▶ **Objective**: Only the number is wanted: how many lines of these entries contain the word "possibilità"?

▶ **Entries provided**:
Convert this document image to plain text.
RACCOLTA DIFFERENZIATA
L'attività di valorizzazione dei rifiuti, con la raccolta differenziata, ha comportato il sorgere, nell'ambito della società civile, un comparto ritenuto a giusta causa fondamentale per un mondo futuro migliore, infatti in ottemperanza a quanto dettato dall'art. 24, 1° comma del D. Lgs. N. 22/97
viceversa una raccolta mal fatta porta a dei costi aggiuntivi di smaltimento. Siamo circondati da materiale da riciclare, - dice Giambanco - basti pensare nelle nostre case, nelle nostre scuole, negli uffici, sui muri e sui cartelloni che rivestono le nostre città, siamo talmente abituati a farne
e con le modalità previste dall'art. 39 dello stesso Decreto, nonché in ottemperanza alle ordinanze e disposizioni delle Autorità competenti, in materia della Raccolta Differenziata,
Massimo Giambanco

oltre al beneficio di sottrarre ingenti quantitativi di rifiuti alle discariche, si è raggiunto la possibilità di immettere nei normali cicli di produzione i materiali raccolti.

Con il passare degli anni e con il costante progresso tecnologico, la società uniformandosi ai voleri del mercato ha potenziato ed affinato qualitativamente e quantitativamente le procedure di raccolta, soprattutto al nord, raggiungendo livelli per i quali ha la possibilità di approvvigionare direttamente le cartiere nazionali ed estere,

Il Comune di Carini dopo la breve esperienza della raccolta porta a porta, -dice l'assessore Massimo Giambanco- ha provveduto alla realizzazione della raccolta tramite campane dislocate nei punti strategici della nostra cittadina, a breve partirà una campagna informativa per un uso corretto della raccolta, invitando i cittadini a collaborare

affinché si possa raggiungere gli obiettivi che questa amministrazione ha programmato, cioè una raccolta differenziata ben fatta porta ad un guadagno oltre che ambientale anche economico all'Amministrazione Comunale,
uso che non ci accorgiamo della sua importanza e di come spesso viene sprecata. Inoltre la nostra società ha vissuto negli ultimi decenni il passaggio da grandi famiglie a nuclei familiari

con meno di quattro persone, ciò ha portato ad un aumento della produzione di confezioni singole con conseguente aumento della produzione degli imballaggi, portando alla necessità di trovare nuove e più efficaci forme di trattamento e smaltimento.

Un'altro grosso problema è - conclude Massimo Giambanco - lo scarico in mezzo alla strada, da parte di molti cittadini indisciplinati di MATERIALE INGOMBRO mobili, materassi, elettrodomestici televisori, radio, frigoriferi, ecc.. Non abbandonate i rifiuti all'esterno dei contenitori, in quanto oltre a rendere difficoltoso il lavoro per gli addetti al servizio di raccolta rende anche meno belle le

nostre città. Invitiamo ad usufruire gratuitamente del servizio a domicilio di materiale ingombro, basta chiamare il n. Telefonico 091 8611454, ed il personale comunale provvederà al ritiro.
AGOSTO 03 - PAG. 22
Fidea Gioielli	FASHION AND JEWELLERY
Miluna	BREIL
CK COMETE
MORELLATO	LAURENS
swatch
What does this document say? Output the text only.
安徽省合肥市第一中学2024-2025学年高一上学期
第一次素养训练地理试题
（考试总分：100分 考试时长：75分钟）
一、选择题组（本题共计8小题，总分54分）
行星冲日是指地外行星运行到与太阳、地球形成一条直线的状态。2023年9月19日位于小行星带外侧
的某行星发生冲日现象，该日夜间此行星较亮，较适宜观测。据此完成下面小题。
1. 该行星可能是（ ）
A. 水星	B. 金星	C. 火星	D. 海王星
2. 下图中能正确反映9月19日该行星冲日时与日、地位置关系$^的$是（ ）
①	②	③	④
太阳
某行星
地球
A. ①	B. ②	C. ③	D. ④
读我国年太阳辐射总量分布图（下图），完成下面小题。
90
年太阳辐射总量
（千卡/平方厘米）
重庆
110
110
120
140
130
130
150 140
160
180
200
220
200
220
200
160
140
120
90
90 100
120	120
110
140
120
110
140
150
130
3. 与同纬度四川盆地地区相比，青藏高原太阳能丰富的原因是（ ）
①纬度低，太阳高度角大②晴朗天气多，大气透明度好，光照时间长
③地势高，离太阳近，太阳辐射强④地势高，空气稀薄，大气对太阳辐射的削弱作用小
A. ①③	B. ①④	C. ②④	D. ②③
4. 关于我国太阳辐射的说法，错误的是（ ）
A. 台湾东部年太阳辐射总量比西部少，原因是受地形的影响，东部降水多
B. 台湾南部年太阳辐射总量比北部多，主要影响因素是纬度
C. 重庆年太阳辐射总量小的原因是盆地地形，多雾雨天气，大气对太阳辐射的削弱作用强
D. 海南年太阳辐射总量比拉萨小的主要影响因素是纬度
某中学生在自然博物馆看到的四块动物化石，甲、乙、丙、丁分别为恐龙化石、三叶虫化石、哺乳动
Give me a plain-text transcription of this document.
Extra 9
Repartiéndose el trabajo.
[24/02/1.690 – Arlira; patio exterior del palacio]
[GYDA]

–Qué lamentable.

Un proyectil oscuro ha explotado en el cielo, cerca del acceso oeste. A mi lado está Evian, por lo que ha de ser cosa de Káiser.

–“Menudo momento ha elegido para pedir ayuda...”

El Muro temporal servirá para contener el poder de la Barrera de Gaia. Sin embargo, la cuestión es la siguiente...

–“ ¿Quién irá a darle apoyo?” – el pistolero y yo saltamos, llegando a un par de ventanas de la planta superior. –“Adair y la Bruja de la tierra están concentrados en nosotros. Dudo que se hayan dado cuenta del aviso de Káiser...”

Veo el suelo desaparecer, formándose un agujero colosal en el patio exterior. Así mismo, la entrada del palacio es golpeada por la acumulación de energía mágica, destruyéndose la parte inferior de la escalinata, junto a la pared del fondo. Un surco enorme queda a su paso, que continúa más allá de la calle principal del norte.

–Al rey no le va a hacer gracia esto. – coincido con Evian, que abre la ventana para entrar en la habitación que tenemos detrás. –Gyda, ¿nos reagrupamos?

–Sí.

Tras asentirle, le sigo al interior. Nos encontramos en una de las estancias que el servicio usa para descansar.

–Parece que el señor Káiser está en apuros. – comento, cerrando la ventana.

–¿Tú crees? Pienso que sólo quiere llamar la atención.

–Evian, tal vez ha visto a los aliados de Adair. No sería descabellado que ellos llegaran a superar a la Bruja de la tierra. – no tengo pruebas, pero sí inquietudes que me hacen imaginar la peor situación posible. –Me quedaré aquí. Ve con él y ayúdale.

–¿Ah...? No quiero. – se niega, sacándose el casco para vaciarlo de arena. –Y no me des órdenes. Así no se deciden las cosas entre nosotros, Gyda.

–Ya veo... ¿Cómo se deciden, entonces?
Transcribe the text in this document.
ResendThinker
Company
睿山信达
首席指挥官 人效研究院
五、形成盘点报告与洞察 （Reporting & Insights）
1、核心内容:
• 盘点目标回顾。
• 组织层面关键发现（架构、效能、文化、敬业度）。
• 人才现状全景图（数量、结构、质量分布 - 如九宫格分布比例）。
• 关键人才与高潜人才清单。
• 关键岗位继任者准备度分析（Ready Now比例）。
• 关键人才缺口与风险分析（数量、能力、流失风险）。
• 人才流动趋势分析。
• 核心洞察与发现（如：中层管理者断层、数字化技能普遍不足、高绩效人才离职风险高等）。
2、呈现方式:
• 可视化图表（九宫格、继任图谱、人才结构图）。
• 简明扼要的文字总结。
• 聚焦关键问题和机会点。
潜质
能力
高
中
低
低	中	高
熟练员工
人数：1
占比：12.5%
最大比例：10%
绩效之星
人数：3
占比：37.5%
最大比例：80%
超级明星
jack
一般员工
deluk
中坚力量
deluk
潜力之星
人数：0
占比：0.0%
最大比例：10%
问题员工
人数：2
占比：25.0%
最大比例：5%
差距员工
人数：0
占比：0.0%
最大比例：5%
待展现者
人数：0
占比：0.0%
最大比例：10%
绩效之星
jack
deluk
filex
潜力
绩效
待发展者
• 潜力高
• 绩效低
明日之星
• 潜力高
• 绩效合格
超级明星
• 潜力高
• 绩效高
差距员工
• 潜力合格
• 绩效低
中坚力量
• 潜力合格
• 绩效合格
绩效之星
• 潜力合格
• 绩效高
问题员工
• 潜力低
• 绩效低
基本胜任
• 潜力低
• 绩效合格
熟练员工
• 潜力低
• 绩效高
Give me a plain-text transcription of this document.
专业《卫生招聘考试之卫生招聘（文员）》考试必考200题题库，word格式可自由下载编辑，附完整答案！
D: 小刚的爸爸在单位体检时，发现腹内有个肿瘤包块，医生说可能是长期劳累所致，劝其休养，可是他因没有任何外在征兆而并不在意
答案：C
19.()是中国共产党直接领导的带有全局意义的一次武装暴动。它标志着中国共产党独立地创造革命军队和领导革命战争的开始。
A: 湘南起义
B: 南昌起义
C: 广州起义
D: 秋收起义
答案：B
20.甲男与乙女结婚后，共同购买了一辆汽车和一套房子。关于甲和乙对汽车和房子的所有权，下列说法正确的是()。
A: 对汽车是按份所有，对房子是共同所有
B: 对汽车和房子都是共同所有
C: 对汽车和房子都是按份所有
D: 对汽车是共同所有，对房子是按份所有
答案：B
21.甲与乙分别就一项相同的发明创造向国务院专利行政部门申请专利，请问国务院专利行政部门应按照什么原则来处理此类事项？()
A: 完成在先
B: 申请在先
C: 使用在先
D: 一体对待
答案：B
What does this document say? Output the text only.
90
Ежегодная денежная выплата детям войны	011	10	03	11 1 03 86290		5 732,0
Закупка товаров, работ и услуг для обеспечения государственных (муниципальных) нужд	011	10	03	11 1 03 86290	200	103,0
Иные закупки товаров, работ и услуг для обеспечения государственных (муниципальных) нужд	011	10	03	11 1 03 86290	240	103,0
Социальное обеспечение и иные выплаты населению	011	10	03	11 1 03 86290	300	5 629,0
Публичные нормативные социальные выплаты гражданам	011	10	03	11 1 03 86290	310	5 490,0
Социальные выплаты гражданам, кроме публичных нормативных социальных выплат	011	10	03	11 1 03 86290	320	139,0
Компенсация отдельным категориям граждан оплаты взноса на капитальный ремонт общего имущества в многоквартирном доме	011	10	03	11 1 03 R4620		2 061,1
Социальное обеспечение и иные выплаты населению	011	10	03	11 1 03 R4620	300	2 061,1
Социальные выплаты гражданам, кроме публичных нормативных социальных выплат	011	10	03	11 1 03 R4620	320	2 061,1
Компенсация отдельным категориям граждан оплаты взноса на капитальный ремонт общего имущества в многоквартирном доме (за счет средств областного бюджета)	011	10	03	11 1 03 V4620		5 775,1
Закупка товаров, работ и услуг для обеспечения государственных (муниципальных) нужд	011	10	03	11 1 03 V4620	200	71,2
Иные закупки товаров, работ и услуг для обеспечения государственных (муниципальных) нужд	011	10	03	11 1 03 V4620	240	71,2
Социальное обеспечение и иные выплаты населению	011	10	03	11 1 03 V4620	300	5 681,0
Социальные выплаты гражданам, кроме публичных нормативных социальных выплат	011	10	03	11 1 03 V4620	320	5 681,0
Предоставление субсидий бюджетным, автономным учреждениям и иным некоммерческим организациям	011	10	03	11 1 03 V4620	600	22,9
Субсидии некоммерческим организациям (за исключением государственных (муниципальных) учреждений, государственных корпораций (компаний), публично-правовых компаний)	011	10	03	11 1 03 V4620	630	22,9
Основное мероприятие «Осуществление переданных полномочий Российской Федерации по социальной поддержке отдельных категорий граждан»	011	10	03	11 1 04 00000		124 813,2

▶ **The solution**: 2